INFORMATION SUPPLIED:
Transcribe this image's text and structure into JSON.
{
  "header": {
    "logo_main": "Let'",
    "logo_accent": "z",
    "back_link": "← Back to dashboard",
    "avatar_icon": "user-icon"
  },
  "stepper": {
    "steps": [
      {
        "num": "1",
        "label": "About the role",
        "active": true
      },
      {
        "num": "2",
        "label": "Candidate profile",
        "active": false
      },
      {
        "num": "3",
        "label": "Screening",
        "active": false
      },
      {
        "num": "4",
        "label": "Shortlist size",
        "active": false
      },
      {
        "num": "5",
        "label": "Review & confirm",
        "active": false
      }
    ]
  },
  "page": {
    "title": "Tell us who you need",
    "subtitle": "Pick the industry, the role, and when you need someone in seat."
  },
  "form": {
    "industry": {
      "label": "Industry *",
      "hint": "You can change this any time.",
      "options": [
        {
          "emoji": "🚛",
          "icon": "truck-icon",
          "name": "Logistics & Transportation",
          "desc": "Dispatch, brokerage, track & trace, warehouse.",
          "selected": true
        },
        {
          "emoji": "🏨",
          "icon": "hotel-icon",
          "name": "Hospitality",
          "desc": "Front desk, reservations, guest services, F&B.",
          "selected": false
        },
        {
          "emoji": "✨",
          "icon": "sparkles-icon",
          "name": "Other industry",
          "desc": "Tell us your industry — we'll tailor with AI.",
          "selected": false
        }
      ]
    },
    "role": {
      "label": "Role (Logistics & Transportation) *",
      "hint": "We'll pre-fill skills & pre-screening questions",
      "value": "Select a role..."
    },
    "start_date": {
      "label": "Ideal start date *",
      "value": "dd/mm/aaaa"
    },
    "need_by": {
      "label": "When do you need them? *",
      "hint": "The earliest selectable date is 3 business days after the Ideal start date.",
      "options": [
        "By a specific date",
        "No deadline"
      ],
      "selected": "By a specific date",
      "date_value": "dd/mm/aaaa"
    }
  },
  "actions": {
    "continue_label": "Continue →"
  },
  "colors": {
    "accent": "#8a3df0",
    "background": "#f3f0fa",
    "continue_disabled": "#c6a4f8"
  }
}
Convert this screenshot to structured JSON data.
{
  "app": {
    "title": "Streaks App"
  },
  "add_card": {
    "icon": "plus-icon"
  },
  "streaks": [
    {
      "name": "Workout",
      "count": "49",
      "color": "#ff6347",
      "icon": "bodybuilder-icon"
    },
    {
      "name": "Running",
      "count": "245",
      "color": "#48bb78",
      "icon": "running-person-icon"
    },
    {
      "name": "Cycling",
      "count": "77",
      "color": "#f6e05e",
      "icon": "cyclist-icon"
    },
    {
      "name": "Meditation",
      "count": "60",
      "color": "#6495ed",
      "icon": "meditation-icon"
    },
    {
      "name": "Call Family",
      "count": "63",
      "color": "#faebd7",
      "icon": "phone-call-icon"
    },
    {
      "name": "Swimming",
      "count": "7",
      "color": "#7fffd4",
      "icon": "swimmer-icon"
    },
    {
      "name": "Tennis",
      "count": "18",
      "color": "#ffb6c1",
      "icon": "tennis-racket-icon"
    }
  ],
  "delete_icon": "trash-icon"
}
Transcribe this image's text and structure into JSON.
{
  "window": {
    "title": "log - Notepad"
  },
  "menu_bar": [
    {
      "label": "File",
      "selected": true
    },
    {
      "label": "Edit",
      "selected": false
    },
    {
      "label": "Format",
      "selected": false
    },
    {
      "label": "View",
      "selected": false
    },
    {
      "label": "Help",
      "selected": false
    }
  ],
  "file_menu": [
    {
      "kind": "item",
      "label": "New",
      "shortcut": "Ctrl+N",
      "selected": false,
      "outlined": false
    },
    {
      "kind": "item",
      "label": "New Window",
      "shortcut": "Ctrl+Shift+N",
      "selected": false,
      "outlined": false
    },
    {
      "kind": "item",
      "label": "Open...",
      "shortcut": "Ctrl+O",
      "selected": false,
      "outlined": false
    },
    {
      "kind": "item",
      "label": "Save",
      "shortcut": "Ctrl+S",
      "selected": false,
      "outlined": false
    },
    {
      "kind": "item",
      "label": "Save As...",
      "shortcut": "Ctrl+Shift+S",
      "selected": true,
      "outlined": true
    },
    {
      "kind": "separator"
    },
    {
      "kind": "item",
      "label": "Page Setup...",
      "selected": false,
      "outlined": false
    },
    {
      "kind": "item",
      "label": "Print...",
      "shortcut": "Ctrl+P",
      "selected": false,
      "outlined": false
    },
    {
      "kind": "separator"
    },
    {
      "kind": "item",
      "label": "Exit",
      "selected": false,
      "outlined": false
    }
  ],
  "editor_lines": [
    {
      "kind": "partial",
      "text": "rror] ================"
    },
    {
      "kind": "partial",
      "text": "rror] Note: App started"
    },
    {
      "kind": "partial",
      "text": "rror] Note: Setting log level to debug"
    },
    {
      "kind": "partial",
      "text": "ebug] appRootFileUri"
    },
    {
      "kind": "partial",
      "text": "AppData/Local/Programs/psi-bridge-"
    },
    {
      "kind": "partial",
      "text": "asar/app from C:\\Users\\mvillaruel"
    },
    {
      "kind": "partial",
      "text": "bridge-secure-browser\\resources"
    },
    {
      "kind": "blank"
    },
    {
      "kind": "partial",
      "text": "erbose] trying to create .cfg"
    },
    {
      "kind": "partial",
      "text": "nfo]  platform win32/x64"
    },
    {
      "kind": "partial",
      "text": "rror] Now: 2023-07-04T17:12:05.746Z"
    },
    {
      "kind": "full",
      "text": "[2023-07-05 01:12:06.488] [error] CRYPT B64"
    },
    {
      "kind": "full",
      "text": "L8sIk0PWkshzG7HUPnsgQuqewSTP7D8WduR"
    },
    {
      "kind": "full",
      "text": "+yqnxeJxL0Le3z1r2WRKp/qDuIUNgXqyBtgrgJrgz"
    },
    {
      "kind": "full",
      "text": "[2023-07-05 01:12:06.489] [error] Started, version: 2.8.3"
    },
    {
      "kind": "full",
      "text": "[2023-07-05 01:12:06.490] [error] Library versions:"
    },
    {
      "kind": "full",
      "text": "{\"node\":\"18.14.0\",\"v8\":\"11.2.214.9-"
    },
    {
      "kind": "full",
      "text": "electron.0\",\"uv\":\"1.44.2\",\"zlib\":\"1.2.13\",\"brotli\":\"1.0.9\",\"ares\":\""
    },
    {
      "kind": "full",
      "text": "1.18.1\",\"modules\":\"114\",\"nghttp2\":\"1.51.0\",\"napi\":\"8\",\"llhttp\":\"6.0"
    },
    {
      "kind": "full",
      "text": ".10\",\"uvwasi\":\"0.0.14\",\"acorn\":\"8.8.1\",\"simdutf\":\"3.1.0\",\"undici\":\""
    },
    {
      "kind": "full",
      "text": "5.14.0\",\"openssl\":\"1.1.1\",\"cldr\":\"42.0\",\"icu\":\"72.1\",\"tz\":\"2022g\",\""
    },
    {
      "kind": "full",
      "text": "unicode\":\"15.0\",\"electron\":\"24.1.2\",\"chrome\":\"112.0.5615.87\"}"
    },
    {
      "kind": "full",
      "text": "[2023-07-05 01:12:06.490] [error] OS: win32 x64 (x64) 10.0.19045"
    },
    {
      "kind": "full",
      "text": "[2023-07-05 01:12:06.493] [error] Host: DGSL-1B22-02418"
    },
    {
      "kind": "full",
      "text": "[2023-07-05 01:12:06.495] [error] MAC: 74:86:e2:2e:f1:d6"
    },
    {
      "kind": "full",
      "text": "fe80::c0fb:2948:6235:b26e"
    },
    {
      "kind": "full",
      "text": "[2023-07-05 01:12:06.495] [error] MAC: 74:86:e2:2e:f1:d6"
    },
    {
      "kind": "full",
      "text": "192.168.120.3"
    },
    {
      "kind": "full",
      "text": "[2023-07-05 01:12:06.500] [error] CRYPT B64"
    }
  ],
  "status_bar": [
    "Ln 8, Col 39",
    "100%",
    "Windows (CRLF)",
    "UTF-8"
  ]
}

REQUIREMENT: Select all lines in the listing that include the word "error".

WRITTEN REPLY:
      "text": "[2023-07-05 01:12:06.488] [error] CRYPT B64"
      "text": "[2023-07-05 01:12:06.489] [error] Started, version: 2.8.3"
      "text": "[2023-07-05 01:12:06.490] [error] Library versions:"
      "text": "[2023-07-05 01:12:06.490] [error] OS: win32 x64 (x64) 10.0.19045"
      "text": "[2023-07-05 01:12:06.493] [error] Host: DGSL-1B22-02418"
      "text": "[2023-07-05 01:12:06.495] [error] MAC: 74:86:e2:2e:f1:d6"
      "text": "[2023-07-05 01:12:06.495] [error] MAC: 74:86:e2:2e:f1:d6"
      "text": "[2023-07-05 01:12:06.500] [error] CRYPT B64"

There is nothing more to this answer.